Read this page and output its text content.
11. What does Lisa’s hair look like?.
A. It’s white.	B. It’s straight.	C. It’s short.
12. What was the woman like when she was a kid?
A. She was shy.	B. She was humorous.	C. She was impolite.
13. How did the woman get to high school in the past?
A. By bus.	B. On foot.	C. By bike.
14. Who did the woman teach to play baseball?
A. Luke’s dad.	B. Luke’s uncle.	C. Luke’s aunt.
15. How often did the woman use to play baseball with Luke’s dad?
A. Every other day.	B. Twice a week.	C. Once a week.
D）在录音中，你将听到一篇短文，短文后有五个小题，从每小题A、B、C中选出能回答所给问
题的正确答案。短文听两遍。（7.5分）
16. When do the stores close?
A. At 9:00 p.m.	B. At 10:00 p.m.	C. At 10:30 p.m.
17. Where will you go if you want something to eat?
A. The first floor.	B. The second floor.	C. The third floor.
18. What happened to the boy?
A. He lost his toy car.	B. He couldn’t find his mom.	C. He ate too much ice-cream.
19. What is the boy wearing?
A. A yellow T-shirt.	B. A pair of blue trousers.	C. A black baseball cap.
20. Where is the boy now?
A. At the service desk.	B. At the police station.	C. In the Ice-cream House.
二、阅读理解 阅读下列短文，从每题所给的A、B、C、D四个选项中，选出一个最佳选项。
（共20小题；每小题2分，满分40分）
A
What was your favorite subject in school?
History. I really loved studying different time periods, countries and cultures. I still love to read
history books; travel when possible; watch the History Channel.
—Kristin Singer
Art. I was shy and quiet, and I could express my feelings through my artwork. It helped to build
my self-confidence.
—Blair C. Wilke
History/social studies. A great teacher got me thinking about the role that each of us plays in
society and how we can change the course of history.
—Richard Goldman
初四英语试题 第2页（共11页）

========

Instructions for the task:
Repeat every record exactly as written, please.

Result of the exercise:
Read this page and output its text content.
11. What does Lisa’s hair look like?.
A. It’s white.	B. It’s straight.	C. It’s short.
12. What was the woman like when she was a kid?
A. She was shy.	B. She was humorous.	C. She was impolite.
13. How did the woman get to high school in the past?
A. By bus.	B. On foot.	C. By bike.
14. Who did the woman teach to play baseball?
A. Luke’s dad.	B. Luke’s uncle.	C. Luke’s aunt.
15. How often did the woman use to play baseball with Luke’s dad?
A. Every other day.	B. Twice a week.	C. Once a week.
D）在录音中，你将听到一篇短文，短文后有五个小题，从每小题A、B、C中选出能回答所给问
题的正确答案。短文听两遍。（7.5分）
16. When do the stores close?
A. At 9:00 p.m.	B. At 10:00 p.m.	C. At 10:30 p.m.
17. Where will you go if you want something to eat?
A. The first floor.	B. The second floor.	C. The third floor.
18. What happened to the boy?
A. He lost his toy car.	B. He couldn’t find his mom.	C. He ate too much ice-cream.
19. What is the boy wearing?
A. A yellow T-shirt.	B. A pair of blue trousers.	C. A black baseball cap.
20. Where is the boy now?
A. At the service desk.	B. At the police station.	C. In the Ice-cream House.
二、阅读理解 阅读下列短文，从每题所给的A、B、C、D四个选项中，选出一个最佳选项。
（共20小题；每小题2分，满分40分）
A
What was your favorite subject in school?
History. I really loved studying different time periods, countries and cultures. I still love to read
history books; travel when possible; watch the History Channel.
—Kristin Singer
Art. I was shy and quiet, and I could express my feelings through my artwork. It helped to build
my self-confidence.
—Blair C. Wilke
History/social studies. A great teacher got me thinking about the role that each of us plays in
society and how we can change the course of history.
—Richard Goldman
初四英语试题 第2页（共11页）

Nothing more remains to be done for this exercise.